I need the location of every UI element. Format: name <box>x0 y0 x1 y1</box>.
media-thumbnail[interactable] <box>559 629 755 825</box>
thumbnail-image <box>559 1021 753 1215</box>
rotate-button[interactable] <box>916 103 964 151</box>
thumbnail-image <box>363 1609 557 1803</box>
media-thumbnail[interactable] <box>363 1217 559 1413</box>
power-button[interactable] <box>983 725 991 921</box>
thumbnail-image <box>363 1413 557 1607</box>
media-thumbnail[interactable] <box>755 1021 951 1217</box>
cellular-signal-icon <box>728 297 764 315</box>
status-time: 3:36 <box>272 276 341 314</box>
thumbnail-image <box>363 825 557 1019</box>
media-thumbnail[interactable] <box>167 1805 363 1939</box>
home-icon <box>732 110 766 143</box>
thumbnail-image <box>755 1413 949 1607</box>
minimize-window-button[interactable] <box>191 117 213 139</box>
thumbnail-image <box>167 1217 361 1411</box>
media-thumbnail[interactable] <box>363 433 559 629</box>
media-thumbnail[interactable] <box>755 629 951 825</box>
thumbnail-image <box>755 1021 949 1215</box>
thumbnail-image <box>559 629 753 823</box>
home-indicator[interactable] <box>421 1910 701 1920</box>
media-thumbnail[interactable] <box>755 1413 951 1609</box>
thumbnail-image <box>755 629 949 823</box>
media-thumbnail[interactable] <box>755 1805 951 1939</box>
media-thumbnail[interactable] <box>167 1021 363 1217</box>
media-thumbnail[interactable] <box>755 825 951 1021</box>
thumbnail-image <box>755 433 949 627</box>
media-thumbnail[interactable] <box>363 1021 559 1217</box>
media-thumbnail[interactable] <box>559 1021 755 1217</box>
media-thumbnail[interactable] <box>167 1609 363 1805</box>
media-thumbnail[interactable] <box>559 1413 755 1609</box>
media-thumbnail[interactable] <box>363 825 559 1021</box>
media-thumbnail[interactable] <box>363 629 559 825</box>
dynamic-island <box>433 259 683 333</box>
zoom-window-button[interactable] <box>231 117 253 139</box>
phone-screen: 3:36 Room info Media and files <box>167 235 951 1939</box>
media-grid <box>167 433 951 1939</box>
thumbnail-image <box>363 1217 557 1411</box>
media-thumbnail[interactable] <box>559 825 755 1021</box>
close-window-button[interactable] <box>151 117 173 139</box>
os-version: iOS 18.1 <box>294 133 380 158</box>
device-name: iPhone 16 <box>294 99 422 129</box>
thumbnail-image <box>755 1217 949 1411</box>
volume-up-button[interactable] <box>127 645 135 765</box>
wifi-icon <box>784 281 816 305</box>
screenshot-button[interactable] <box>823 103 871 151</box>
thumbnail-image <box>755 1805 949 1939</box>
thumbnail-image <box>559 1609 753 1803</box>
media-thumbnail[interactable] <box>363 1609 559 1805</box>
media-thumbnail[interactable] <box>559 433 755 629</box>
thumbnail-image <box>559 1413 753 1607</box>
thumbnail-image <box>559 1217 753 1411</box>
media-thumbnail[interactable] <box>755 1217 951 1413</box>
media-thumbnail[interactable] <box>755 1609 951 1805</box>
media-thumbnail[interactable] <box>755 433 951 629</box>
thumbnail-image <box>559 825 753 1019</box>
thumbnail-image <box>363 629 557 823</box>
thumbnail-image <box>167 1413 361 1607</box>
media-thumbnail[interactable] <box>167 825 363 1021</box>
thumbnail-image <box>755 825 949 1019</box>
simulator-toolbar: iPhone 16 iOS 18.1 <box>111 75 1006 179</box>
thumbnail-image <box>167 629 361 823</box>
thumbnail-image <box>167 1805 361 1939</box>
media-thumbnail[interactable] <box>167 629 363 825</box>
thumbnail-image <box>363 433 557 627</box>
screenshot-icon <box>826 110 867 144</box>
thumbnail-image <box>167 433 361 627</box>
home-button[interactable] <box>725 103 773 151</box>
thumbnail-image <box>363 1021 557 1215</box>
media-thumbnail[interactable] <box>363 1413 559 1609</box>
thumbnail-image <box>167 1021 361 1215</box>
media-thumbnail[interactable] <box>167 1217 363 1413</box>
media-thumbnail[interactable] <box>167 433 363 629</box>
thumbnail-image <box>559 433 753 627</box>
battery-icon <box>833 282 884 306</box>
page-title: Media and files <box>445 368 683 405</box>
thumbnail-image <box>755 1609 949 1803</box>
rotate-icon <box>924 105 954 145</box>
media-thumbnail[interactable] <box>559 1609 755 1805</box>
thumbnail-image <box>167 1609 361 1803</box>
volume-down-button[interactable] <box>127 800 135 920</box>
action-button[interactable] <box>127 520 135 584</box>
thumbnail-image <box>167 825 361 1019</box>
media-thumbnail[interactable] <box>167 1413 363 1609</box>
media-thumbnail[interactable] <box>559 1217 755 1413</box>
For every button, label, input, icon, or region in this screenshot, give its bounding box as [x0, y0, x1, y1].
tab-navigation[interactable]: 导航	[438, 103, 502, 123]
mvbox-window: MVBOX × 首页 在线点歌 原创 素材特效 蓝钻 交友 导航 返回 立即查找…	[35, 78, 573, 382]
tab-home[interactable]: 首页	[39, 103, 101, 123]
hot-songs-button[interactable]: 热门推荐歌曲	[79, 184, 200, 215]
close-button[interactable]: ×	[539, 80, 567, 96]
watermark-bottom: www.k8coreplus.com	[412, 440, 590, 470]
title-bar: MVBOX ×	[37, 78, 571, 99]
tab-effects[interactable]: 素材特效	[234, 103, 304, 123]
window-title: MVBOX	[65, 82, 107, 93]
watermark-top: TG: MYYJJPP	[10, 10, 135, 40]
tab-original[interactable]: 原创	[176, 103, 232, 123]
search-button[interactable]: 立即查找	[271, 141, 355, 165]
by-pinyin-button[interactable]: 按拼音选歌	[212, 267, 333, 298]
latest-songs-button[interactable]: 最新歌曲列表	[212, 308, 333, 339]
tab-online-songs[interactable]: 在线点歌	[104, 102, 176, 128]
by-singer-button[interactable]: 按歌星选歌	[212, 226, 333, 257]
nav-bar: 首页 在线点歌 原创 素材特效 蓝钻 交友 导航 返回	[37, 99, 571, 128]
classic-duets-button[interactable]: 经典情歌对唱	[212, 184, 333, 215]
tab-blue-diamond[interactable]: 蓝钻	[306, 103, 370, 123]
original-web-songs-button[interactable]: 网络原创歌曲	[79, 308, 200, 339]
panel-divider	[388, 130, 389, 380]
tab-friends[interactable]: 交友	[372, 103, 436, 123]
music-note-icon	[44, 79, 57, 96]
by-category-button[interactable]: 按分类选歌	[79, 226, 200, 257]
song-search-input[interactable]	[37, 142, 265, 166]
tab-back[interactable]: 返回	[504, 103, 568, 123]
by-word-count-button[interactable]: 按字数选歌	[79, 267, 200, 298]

What to produce: Convert every line of the data above into a two-column Markdown table, with headers Row and Entry. Skip blank lines. Number each remaining line in Row and put its text in Entry.

Task result:
| Row | Entry |
|---|---|
| 1 | I need the location of every UI element. Format: name <box>x0 y0 x1 y1</box>. |
| 2 | media-thumbnail[interactable] <box>559 629 755 825</box> |
| 3 | thumbnail-image <box>559 1021 753 1215</box> |
| 4 | rotate-button[interactable] <box>916 103 964 151</box> |
| 5 | thumbnail-image <box>363 1609 557 1803</box> |
| 6 | media-thumbnail[interactable] <box>363 1217 559 1413</box> |
| 7 | power-button[interactable] <box>983 725 991 921</box> |
| 8 | thumbnail-image <box>363 1413 557 1607</box> |
| 9 | media-thumbnail[interactable] <box>755 1021 951 1217</box> |
| 10 | cellular-signal-icon <box>728 297 764 315</box> |
| 11 | status-time: 3:36 <box>272 276 341 314</box> |
| 12 | thumbnail-image <box>363 825 557 1019</box> |
| 13 | media-thumbnail[interactable] <box>167 1805 363 1939</box> |
| 14 | home-icon <box>732 110 766 143</box> |
| 15 | thumbnail-image <box>755 1413 949 1607</box> |
| 16 | minimize-window-button[interactable] <box>191 117 213 139</box> |
| 17 | thumbnail-image <box>167 1217 361 1411</box> |
| 18 | media-thumbnail[interactable] <box>363 433 559 629</box> |
| 19 | media-thumbnail[interactable] <box>755 629 951 825</box> |
| 20 | thumbnail-image <box>755 1021 949 1215</box> |
| 21 | thumbnail-image <box>559 629 753 823</box> |
| 22 | home-indicator[interactable] <box>421 1910 701 1920</box> |
| 23 | media-thumbnail[interactable] <box>755 1413 951 1609</box> |
| 24 | thumbnail-image <box>755 629 949 823</box> |
| 25 | media-thumbnail[interactable] <box>755 1805 951 1939</box> |
| 26 | media-thumbnail[interactable] <box>167 1021 363 1217</box> |
| 27 | media-thumbnail[interactable] <box>755 825 951 1021</box> |
| 28 | thumbnail-image <box>755 433 949 627</box> |
| 29 | media-thumbnail[interactable] <box>363 1021 559 1217</box> |
| 30 | media-thumbnail[interactable] <box>559 1021 755 1217</box> |
| 31 | media-thumbnail[interactable] <box>167 1609 363 1805</box> |
| 32 | media-thumbnail[interactable] <box>559 1413 755 1609</box> |
| 33 | media-thumbnail[interactable] <box>363 825 559 1021</box> |
| 34 | media-thumbnail[interactable] <box>363 629 559 825</box> |
| 35 | dynamic-island <box>433 259 683 333</box> |
| 36 | zoom-window-button[interactable] <box>231 117 253 139</box> |
| 37 | phone-screen: 3:36 Room info Media and files <box>167 235 951 1939</box> |
| 38 | media-grid <box>167 433 951 1939</box> |
| 39 | thumbnail-image <box>363 1217 557 1411</box> |
| 40 | media-thumbnail[interactable] <box>559 825 755 1021</box> |
| 41 | close-window-button[interactable] <box>151 117 173 139</box> |
| 42 | os-version: iOS 18.1 <box>294 133 380 158</box> |
| 43 | device-name: iPhone 16 <box>294 99 422 129</box> |
| 44 | thumbnail-image <box>755 1217 949 1411</box> |
| 45 | volume-up-button[interactable] <box>127 645 135 765</box> |
| 46 | wifi-icon <box>784 281 816 305</box> |
| 47 | screenshot-button[interactable] <box>823 103 871 151</box> |
| 48 | thumbnail-image <box>755 1805 949 1939</box> |
| 49 | thumbnail-image <box>559 1609 753 1803</box> |
| 50 | media-thumbnail[interactable] <box>363 1609 559 1805</box> |
| 51 | media-thumbnail[interactable] <box>559 433 755 629</box> |
| 52 | thumbnail-image <box>559 1413 753 1607</box> |
| 53 | thumbnail-image <box>559 1217 753 1411</box> |
| 54 | media-thumbnail[interactable] <box>755 1217 951 1413</box> |
| 55 | media-thumbnail[interactable] <box>755 1609 951 1805</box> |
| 56 | media-thumbnail[interactable] <box>755 433 951 629</box> |
| 57 | thumbnail-image <box>559 825 753 1019</box> |
| 58 | thumbnail-image <box>363 629 557 823</box> |
| 59 | thumbnail-image <box>167 1413 361 1607</box> |
| 60 | media-thumbnail[interactable] <box>167 825 363 1021</box> |
| 61 | thumbnail-image <box>755 825 949 1019</box> |
| 62 | simulator-toolbar: iPhone 16 iOS 18.1 <box>111 75 1006 179</box> |
| 63 | thumbnail-image <box>167 629 361 823</box> |
| 64 | thumbnail-image <box>167 1805 361 1939</box> |
| 65 | media-thumbnail[interactable] <box>167 629 363 825</box> |
| 66 | thumbnail-image <box>363 433 557 627</box> |
| 67 | screenshot-icon <box>826 110 867 144</box> |
| 68 | thumbnail-image <box>167 433 361 627</box> |
| 69 | home-button[interactable] <box>725 103 773 151</box> |
| 70 | thumbnail-image <box>363 1021 557 1215</box> |
| 71 | media-thumbnail[interactable] <box>363 1413 559 1609</box> |
| 72 | thumbnail-image <box>167 1021 361 1215</box> |
| 73 | media-thumbnail[interactable] <box>167 1217 363 1413</box> |
| 74 | media-thumbnail[interactable] <box>167 433 363 629</box> |
| 75 | thumbnail-image <box>559 433 753 627</box> |
| 76 | battery-icon <box>833 282 884 306</box> |
| 77 | page-title: Media and files <box>445 368 683 405</box> |
| 78 | thumbnail-image <box>755 1609 949 1803</box> |
| 79 | rotate-icon <box>924 105 954 145</box> |
| 80 | media-thumbnail[interactable] <box>559 1609 755 1805</box> |
| 81 | thumbnail-image <box>167 1609 361 1803</box> |
| 82 | volume-down-button[interactable] <box>127 800 135 920</box> |
| 83 | action-button[interactable] <box>127 520 135 584</box> |
| 84 | thumbnail-image <box>167 825 361 1019</box> |
| 85 | media-thumbnail[interactable] <box>167 1413 363 1609</box> |
| 86 | media-thumbnail[interactable] <box>559 1217 755 1413</box> |
| 87 | For every button, label, input, icon, or region in this screenshot, give its bounding box as [x0, y0, x1, y1]. |
| 88 | tab-navigation[interactable]: 导航	[438, 103, 502, 123] |
| 89 | mvbox-window: MVBOX × 首页 在线点歌 原创 素材特效 蓝钻 交友 导航 返回 立即查找…	[35, 78, 573, 382] |
| 90 | tab-home[interactable]: 首页	[39, 103, 101, 123] |
| 91 | hot-songs-button[interactable]: 热门推荐歌曲	[79, 184, 200, 215] |
| 92 | close-button[interactable]: ×	[539, 80, 567, 96] |
| 93 | watermark-bottom: www.k8coreplus.com	[412, 440, 590, 470] |
| 94 | title-bar: MVBOX ×	[37, 78, 571, 99] |
| 95 | tab-effects[interactable]: 素材特效	[234, 103, 304, 123] |
| 96 | window-title: MVBOX	[65, 82, 107, 93] |
| 97 | watermark-top: TG: MYYJJPP	[10, 10, 135, 40] |
| 98 | tab-original[interactable]: 原创	[176, 103, 232, 123] |
| 99 | search-button[interactable]: 立即查找	[271, 141, 355, 165] |
| 100 | by-pinyin-button[interactable]: 按拼音选歌	[212, 267, 333, 298] |
| 101 | latest-songs-button[interactable]: 最新歌曲列表	[212, 308, 333, 339] |
| 102 | tab-online-songs[interactable]: 在线点歌	[104, 102, 176, 128] |
| 103 | by-singer-button[interactable]: 按歌星选歌	[212, 226, 333, 257] |
| 104 | nav-bar: 首页 在线点歌 原创 素材特效 蓝钻 交友 导航 返回	[37, 99, 571, 128] |
| 105 | classic-duets-button[interactable]: 经典情歌对唱	[212, 184, 333, 215] |
| 106 | tab-blue-diamond[interactable]: 蓝钻	[306, 103, 370, 123] |
| 107 | original-web-songs-button[interactable]: 网络原创歌曲	[79, 308, 200, 339] |
| 108 | panel-divider	[388, 130, 389, 380] |
| 109 | tab-friends[interactable]: 交友	[372, 103, 436, 123] |
| 110 | music-note-icon	[44, 79, 57, 96] |
| 111 | by-category-button[interactable]: 按分类选歌	[79, 226, 200, 257] |
| 112 | song-search-input[interactable]	[37, 142, 265, 166] |
| 113 | tab-back[interactable]: 返回	[504, 103, 568, 123] |
| 114 | by-word-count-button[interactable]: 按字数选歌	[79, 267, 200, 298] |